(What to produce): Wherever a line in the data below holds "forward", copy that line.

(Provided material):
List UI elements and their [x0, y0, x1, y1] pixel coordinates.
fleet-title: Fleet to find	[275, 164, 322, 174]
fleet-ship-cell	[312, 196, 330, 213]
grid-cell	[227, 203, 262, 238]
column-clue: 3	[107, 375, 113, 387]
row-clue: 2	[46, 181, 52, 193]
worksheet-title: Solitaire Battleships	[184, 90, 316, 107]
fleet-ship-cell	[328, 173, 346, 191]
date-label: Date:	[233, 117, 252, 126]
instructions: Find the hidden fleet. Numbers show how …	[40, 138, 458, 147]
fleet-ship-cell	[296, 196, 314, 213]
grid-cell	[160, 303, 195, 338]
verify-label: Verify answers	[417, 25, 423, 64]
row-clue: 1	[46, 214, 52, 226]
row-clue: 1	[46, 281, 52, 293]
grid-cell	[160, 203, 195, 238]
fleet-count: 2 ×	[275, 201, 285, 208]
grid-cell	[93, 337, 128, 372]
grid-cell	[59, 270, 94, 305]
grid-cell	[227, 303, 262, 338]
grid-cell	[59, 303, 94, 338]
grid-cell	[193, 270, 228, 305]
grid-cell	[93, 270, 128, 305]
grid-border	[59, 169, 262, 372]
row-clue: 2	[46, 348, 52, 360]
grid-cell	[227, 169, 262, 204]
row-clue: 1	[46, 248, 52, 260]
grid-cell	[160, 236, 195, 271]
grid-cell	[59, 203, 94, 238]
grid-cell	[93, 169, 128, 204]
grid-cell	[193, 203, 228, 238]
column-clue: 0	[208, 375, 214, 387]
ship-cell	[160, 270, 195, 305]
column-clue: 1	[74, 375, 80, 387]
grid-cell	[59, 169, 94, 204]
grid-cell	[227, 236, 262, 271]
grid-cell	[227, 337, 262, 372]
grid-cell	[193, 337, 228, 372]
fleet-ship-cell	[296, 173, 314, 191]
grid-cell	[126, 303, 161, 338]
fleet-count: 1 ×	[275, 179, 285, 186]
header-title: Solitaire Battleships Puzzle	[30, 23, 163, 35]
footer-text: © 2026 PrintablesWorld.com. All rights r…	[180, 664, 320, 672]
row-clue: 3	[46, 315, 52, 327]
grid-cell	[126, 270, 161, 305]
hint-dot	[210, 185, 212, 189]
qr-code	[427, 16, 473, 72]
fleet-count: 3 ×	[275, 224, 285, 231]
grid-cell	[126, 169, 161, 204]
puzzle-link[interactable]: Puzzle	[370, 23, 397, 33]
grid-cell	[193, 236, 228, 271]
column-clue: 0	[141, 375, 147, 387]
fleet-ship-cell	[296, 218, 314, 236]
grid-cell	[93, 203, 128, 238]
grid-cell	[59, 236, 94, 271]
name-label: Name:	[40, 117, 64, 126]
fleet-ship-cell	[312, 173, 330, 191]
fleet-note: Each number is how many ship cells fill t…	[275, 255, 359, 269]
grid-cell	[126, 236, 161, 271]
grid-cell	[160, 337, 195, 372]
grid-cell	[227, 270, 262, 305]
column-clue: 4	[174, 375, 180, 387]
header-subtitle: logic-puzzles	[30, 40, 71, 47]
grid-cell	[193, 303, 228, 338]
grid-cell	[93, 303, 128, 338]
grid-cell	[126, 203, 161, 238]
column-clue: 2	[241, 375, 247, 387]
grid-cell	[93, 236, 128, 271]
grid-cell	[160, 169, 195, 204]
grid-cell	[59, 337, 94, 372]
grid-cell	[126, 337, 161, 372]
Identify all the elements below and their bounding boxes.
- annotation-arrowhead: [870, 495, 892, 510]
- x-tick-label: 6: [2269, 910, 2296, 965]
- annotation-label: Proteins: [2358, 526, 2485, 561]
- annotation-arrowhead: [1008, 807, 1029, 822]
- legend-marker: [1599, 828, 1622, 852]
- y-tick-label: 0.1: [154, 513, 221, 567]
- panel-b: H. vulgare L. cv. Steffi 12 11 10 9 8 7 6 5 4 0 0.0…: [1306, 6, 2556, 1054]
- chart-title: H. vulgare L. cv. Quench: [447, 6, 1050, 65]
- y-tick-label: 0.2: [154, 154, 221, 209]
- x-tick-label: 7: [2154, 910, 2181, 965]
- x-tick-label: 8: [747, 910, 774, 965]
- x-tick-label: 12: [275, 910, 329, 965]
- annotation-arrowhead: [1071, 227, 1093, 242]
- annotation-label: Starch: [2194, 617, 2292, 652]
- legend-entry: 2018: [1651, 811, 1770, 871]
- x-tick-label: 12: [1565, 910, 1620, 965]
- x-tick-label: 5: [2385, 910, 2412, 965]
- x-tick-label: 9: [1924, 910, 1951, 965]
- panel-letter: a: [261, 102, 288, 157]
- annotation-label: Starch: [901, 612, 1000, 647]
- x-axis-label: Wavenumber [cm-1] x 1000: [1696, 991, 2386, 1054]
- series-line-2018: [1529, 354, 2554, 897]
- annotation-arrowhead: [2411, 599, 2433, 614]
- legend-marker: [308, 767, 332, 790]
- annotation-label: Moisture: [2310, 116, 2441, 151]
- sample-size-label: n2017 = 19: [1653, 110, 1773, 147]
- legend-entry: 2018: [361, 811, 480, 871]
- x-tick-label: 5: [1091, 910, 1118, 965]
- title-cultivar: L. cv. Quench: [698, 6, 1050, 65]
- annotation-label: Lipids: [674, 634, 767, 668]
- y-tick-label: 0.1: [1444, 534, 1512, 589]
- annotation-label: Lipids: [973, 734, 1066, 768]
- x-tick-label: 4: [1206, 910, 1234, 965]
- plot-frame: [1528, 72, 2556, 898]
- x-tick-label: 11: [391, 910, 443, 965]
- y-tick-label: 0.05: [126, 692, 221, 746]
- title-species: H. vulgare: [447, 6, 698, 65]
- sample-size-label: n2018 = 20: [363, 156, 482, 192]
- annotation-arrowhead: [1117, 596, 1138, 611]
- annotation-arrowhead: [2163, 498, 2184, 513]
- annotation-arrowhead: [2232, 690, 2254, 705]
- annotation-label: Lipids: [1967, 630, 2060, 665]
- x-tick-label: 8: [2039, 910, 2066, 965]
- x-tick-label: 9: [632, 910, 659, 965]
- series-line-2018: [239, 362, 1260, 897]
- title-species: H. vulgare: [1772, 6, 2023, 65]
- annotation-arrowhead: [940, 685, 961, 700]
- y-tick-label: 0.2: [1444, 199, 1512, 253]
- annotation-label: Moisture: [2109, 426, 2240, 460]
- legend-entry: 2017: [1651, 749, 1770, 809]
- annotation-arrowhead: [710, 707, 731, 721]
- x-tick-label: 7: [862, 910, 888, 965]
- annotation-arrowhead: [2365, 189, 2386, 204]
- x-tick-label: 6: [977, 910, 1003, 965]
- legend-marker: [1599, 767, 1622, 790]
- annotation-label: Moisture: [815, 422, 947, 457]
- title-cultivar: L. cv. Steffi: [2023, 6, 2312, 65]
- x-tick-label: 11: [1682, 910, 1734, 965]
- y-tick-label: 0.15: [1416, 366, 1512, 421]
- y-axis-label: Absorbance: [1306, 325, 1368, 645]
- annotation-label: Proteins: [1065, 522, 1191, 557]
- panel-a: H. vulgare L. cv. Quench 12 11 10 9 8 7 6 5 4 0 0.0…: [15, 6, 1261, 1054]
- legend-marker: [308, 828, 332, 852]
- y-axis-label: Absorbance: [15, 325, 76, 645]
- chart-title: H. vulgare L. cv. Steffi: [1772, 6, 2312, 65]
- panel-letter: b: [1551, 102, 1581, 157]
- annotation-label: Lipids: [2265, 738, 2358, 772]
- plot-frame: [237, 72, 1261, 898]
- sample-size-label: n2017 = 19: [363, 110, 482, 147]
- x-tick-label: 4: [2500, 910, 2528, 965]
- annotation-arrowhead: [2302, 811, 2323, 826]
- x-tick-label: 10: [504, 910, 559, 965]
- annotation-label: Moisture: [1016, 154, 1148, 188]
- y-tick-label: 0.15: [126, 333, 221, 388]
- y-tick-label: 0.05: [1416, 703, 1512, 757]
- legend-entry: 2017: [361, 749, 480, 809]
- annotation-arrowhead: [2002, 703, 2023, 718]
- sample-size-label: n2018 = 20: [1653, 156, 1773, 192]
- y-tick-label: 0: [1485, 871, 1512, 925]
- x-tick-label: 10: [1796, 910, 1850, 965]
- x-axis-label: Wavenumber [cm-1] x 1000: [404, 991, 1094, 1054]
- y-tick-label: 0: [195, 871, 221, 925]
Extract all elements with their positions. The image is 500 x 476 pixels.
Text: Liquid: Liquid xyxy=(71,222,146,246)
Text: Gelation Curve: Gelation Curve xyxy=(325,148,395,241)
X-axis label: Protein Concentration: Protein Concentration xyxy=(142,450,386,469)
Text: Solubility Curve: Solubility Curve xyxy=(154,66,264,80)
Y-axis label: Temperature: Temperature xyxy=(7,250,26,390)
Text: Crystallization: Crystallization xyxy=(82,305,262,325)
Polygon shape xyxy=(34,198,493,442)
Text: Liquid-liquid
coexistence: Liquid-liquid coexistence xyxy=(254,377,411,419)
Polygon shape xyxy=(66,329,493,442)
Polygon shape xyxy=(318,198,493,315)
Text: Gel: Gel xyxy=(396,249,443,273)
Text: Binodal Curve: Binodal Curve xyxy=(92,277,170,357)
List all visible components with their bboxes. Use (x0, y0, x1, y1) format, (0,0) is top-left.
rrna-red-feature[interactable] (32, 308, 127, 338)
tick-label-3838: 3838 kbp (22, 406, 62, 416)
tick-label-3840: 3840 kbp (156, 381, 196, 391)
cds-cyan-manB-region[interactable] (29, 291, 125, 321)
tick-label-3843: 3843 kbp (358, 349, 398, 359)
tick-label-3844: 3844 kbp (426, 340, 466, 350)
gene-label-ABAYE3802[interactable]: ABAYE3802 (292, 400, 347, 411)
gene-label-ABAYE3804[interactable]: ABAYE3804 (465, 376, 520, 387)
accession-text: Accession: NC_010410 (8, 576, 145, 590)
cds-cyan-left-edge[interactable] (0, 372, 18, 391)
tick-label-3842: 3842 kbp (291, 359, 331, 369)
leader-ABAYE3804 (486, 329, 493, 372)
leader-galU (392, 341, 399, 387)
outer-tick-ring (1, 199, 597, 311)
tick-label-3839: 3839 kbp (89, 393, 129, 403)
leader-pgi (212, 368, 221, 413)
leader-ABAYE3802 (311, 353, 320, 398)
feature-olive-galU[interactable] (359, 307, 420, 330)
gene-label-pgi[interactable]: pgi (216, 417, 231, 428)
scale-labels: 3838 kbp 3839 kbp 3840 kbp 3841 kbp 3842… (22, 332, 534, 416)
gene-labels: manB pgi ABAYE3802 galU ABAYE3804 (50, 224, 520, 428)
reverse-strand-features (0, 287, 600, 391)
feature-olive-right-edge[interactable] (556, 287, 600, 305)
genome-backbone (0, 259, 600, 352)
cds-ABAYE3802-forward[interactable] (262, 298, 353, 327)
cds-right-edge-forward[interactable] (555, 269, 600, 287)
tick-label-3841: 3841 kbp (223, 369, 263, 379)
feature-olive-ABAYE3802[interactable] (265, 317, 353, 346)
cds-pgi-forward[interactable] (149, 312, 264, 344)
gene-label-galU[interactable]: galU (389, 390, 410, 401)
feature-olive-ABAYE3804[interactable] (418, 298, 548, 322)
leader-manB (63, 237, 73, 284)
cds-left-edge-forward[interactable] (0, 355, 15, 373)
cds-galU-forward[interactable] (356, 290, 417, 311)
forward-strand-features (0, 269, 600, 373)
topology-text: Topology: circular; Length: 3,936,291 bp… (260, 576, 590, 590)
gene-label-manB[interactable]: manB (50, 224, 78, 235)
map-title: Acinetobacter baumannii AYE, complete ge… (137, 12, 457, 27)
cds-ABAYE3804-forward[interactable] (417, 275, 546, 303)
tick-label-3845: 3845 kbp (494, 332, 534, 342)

(Answer box):
cds-ABAYE3802-forward[interactable] (262, 298, 353, 327)
cds-right-edge-forward[interactable] (555, 269, 600, 287)
cds-pgi-forward[interactable] (149, 312, 264, 344)
cds-left-edge-forward[interactable] (0, 355, 15, 373)
cds-galU-forward[interactable] (356, 290, 417, 311)
forward-strand-features (0, 269, 600, 373)
cds-ABAYE3804-forward[interactable] (417, 275, 546, 303)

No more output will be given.